Problem description. Copy all the material below, exactly as it stands.

Given data.
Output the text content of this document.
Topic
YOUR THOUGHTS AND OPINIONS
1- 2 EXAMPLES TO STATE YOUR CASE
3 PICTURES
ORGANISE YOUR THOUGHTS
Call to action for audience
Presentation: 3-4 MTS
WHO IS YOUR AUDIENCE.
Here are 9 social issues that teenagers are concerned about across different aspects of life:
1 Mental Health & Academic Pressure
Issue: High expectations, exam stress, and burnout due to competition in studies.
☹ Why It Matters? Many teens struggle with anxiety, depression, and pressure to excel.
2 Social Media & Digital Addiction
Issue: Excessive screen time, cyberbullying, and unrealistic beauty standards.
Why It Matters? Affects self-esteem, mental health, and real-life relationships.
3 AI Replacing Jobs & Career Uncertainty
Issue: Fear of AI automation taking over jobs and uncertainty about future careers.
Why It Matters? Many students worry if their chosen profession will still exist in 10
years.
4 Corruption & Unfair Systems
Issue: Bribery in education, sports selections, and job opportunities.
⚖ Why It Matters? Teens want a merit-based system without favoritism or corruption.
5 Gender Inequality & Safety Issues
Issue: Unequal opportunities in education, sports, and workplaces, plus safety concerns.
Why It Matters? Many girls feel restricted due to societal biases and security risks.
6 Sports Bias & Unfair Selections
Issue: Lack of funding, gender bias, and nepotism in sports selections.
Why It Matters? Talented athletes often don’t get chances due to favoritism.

Response to the task.
Output the text content of this document.
Topic
YOUR THOUGHTS AND OPINIONS
1- 2 EXAMPLES TO STATE YOUR CASE
3 PICTURES
ORGANISE YOUR THOUGHTS
Call to action for audience
Presentation: 3-4 MTS
WHO IS YOUR AUDIENCE.
Here are 9 social issues that teenagers are concerned about across different aspects of life:
1 Mental Health & Academic Pressure
Issue: High expectations, exam stress, and burnout due to competition in studies.
☹ Why It Matters? Many teens struggle with anxiety, depression, and pressure to excel.
2 Social Media & Digital Addiction
Issue: Excessive screen time, cyberbullying, and unrealistic beauty standards.
Why It Matters? Affects self-esteem, mental health, and real-life relationships.
3 AI Replacing Jobs & Career Uncertainty
Issue: Fear of AI automation taking over jobs and uncertainty about future careers.
Why It Matters? Many students worry if their chosen profession will still exist in 10
years.
4 Corruption & Unfair Systems
Issue: Bribery in education, sports selections, and job opportunities.
⚖ Why It Matters? Teens want a merit-based system without favoritism or corruption.
5 Gender Inequality & Safety Issues
Issue: Unequal opportunities in education, sports, and workplaces, plus safety concerns.
Why It Matters? Many girls feel restricted due to societal biases and security risks.
6 Sports Bias & Unfair Selections
Issue: Lack of funding, gender bias, and nepotism in sports selections.
Why It Matters? Talented athletes often don’t get chances due to favoritism.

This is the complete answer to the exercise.